**Source text**
━━━━━━━━━━━━━━━━

MUL.GU4.AN.NA (Taurus)
mool good AN nah
babylonian: MUL.GU4.AN.NA
Definition
MUL.GU₄.AN.NA is the Babylonian cuneiform name of a constellation — in Akkadian Alû, "the Bull of Heaven" — the second constellation of the Path of the Moon in MUL.APIN and the forerunner of the Greek sign Tauros. Its outline took in the Pleiades (MUL.MUL), which the Path-of-Moon list counts as a separate constellation next door. In the twelve equal signs standardised in Babylonia around 400 BCE it became the second sign.
In Tradition
Assyriologists treat the Bull of Heaven as the source — in both name and image — of the Greek Tauros. Hunger and Steele keep "the Bull of Heaven" in their MUL.APIN translation. Koch-Westenholz documents that the Seleucid lumāšu-tablets show a humpbacked-bull figure whose look matches the later Greco-Roman sign — a sign that the handover from Babylon to the Hellenistic world kept both the name and the picture.

━━━━━━━━━━━━━━━━

**Record extracts**
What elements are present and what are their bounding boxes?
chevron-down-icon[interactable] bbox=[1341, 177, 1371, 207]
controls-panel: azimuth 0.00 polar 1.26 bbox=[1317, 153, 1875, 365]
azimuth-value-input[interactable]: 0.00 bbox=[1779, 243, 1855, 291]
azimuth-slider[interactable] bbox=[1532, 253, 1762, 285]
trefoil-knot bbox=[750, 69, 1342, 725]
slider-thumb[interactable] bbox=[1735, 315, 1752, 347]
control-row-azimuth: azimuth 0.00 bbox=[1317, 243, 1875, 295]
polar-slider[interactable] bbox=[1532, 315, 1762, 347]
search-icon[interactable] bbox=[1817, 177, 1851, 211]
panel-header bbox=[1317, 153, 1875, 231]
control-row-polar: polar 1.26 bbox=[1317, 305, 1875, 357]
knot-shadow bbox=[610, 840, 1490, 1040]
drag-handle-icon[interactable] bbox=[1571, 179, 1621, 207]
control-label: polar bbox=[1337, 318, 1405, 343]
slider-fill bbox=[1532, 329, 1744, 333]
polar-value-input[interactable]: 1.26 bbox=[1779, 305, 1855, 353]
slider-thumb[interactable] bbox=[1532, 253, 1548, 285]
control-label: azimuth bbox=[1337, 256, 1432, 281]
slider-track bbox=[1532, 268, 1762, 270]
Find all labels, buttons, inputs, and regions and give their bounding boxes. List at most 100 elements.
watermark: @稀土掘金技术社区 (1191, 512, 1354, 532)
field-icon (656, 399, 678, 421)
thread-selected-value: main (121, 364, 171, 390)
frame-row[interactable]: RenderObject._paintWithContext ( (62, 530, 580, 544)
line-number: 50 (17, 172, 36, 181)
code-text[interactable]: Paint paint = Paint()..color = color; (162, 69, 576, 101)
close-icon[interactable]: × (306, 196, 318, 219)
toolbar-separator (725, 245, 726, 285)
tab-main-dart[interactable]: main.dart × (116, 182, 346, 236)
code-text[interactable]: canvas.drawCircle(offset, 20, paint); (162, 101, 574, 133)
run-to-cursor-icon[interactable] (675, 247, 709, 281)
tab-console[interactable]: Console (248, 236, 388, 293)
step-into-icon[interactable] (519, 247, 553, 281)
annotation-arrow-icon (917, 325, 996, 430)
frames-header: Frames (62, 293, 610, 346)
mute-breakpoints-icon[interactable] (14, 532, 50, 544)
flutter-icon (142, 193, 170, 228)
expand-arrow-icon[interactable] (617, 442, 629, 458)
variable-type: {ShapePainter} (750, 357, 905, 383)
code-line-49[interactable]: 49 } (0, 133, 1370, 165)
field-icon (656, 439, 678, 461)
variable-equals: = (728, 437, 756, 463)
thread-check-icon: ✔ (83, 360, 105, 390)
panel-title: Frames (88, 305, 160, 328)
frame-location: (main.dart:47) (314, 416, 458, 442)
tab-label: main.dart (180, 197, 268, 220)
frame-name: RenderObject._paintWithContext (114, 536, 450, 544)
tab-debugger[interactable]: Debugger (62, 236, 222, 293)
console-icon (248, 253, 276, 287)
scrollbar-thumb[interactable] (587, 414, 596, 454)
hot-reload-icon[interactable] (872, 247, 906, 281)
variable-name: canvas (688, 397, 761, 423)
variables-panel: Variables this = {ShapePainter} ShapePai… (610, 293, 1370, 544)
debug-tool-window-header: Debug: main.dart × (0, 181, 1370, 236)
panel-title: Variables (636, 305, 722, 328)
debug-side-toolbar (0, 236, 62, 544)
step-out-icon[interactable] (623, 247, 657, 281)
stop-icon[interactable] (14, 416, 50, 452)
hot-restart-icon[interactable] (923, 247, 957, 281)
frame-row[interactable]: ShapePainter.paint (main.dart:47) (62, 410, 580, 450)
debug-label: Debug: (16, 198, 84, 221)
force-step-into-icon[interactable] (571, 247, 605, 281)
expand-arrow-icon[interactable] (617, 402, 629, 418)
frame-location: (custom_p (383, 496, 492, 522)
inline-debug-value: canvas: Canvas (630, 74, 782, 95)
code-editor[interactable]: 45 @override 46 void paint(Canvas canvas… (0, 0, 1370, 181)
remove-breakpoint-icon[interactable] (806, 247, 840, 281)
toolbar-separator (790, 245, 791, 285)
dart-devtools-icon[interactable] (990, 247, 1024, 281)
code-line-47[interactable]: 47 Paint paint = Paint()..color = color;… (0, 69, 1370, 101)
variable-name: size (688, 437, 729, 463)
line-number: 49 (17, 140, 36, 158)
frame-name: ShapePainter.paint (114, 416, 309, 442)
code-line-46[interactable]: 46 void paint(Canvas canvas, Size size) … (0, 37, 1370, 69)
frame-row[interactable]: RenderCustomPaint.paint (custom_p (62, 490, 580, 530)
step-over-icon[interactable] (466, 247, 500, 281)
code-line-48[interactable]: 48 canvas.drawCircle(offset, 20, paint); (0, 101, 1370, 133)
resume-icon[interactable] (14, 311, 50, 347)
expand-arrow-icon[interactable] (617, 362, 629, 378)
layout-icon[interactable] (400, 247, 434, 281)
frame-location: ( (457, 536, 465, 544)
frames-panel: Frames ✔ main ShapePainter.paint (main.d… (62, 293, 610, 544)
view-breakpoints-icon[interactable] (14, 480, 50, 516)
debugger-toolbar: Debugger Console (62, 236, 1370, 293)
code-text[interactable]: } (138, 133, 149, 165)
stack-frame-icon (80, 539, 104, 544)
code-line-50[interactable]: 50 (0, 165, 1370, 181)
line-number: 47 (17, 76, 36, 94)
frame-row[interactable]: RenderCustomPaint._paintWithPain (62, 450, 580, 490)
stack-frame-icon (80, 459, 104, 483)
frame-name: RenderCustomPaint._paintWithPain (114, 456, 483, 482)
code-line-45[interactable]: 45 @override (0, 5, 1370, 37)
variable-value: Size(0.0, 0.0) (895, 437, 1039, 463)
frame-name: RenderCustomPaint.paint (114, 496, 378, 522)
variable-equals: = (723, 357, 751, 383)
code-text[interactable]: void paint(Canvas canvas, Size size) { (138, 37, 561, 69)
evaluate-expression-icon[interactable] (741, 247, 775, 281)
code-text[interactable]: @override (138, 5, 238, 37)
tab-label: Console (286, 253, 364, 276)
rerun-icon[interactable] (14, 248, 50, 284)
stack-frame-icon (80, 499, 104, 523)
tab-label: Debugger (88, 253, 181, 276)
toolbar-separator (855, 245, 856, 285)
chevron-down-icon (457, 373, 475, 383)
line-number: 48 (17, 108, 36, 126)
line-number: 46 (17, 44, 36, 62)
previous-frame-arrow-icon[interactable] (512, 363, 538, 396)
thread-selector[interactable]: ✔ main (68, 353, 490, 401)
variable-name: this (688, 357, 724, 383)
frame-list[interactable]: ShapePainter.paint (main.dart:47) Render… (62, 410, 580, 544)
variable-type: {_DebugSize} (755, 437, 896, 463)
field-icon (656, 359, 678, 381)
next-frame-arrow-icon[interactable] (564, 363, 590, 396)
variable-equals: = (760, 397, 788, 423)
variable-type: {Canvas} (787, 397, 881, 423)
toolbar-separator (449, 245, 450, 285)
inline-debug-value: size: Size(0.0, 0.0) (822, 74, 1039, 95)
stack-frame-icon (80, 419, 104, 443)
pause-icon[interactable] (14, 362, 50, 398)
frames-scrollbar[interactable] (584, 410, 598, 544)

━━━━━━━━━━━━━━━━

**Given task 1**
Recast the paragraph of the Bull of Heaven entry that begins "Assyriologists treat the Bull of Heaven" as a short bulleted list that keeps its main facts.
**Given task 2**
Please write the next part of the Bull of Heaven entry, picking up after its final sentence.
The listing is separate material, unrelated to the Bull of Heaven entry.

**Exercise response 1**
- Assyriologists see the Bull of Heaven as the source of both the name and the image of the Greek Tauros.
- Hunger and Steele keep "the Bull of Heaven" in their MUL.APIN translation.
- Koch-Westenholz documents that the Seleucid lumāšu-tablets show a humpbacked-bull figure matching the later Greco-Roman sign.
- This shows that the handover from Babylon to the Hellenistic world kept both the name and the picture.

**Exercise response 2**
In Practice
In Babylonian sky-divination the Bull of Heaven turns up in the MUL.APIN star catalogues, in the Path-of-Moon goal-year texts, and in the per-sign omens of the late Enūma Anu Enlil tradition; in mathematical astronomy it is one of the twelve equal 30° slices of the ecliptic used for System A and System B planetary calculation. GU₄.AN.NA is a clear example of how zodiac names crossed directly from Babylon into Greek astrology: Greek translators rendered the Akkadian name as Tauros and took over the bull-symbol already found in Seleucid Babylon, anchoring the chain of transmission that runs through Hipparchus, Ptolemy, the Arabic mediators, and into the Western astrology used today.
Historical Origin
It is attested in MUL.APIN Tablet I iv 33-34 (compiled around 1000 BCE; the canonical Neo-Assyrian copies date to the 7th century BCE) as the second of the eighteen Path-of-Moon constellations. The twelve-equal-sign zodiac with GU₄.AN.NA as the second sign is firmly attested by 410 BCE (Sachs 1952; VAT 4924, the Diary for -418, preserves the earliest surviving zodiac-sign reference). Standard editions: Hunger & Steele, *MUL.APIN* (2018-2019); Koch-Westenholz, *Mesopotamian Astrology* (1995); and Rochberg, *The Heavenly Writing* (Cambridge 2004).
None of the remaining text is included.